— begin Stored records —

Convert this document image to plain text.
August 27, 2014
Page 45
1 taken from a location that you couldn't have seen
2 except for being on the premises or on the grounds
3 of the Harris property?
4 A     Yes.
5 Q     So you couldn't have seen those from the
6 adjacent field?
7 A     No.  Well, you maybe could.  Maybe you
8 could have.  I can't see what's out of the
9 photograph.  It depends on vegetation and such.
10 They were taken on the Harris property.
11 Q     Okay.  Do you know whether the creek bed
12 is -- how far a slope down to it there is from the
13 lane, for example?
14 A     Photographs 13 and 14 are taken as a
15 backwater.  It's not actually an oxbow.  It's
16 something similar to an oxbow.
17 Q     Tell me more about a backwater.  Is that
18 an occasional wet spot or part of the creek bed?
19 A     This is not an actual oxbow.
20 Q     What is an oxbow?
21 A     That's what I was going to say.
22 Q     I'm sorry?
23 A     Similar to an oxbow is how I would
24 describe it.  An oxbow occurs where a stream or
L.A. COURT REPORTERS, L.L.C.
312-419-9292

— end Stored records —

What this task involves: Of all the lines above, how many contain the word "couldn"? Give the number and nothing else.

Finished exercise: 2